Reproduce the listing word for word, from its first line through the line that contains "compass-w: W bbox=[21, 685, 28, 693]", including both ends and nothing more.
*** DATA ENTRIES
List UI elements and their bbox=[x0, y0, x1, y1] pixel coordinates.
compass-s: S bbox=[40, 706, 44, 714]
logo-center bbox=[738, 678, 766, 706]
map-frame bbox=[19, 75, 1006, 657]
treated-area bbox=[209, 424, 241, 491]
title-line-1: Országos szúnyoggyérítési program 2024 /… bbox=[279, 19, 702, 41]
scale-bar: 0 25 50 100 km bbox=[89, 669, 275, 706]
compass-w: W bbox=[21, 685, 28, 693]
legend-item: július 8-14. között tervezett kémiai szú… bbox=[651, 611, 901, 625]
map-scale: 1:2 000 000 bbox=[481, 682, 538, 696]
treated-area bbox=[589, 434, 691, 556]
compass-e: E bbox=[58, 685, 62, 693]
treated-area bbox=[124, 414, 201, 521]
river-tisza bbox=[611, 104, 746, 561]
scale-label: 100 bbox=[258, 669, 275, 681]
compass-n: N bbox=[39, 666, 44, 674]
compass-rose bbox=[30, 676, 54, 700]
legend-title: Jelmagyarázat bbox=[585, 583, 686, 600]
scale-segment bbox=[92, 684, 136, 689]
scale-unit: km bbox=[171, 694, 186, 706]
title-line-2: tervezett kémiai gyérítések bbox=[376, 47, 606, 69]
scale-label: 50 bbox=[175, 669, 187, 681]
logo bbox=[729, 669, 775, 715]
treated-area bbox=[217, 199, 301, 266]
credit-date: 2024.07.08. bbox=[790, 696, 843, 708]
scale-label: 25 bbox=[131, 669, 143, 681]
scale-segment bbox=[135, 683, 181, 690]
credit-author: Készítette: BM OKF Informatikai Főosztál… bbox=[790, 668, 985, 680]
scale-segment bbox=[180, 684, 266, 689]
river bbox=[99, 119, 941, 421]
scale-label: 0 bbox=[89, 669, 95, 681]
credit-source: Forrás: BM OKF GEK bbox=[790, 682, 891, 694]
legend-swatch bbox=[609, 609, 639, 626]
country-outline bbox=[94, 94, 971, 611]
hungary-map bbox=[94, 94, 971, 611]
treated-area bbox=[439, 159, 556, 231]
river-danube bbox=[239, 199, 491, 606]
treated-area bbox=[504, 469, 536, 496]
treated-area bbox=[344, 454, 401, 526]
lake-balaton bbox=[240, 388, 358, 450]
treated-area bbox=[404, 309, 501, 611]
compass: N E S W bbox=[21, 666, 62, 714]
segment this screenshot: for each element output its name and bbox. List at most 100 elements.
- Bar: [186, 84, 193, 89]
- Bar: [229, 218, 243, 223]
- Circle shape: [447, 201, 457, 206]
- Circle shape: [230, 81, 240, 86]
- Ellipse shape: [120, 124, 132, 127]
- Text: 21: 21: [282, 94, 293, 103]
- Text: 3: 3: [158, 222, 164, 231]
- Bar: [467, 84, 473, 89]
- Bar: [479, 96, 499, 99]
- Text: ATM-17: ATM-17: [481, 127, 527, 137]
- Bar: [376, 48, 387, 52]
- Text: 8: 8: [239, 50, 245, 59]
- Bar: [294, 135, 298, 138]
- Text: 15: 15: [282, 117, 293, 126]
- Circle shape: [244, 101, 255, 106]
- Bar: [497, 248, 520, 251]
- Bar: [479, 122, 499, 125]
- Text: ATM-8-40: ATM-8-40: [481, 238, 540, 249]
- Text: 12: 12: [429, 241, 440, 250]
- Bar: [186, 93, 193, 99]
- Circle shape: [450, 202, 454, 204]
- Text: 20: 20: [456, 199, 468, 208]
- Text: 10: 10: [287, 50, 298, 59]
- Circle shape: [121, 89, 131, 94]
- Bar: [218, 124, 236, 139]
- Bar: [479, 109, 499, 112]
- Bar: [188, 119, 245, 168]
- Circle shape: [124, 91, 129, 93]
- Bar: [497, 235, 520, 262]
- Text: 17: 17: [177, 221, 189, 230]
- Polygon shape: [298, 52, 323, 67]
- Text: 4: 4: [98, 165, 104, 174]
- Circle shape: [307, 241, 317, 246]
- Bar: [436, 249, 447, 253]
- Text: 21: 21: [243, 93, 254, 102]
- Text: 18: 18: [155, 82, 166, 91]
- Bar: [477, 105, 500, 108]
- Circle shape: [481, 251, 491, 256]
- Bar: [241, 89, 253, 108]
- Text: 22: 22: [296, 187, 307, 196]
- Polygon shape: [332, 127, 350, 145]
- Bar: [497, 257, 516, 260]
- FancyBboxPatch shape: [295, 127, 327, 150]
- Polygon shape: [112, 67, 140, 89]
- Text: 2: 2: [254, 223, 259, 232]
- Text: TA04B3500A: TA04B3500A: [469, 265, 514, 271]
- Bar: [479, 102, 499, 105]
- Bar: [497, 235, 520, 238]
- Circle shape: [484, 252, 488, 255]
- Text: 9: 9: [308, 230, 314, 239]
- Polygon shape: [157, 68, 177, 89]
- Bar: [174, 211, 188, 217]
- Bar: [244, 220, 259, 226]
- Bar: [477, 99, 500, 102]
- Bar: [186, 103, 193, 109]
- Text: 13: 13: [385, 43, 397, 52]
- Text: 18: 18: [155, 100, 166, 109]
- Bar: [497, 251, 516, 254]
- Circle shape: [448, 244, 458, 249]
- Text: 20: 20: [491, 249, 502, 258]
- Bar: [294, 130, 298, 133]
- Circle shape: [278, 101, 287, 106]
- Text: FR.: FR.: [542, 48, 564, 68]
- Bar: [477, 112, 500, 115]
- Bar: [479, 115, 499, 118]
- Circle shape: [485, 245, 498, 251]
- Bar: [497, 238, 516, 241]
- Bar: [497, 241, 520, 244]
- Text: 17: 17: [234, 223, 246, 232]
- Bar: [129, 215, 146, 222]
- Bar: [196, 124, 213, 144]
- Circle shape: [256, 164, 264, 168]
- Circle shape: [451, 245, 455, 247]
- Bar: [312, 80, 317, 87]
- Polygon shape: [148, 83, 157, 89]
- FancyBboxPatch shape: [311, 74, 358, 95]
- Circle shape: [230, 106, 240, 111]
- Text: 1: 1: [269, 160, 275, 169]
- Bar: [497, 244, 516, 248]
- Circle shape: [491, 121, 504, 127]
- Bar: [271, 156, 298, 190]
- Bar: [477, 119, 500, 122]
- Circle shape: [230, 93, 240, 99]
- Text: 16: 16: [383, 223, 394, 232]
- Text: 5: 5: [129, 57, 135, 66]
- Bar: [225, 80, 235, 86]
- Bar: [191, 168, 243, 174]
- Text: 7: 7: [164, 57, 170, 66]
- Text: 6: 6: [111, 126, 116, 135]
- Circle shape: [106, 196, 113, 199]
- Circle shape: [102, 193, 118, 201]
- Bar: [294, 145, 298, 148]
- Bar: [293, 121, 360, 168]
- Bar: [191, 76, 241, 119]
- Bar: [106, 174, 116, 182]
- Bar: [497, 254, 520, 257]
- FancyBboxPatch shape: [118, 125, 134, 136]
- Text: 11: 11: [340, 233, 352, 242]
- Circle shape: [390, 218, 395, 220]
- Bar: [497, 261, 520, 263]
******
SOLUTION FOR THIS PROBLEM ▸
List UI elements and their bbox=[x0, y0, x1, y1] pixel coordinates.
compass-s: S bbox=[40, 706, 44, 714]
logo-center bbox=[738, 678, 766, 706]
map-frame bbox=[19, 75, 1006, 657]
treated-area bbox=[209, 424, 241, 491]
title-line-1: Országos szúnyoggyérítési program 2024 /… bbox=[279, 19, 702, 41]
scale-bar: 0 25 50 100 km bbox=[89, 669, 275, 706]
compass-w: W bbox=[21, 685, 28, 693]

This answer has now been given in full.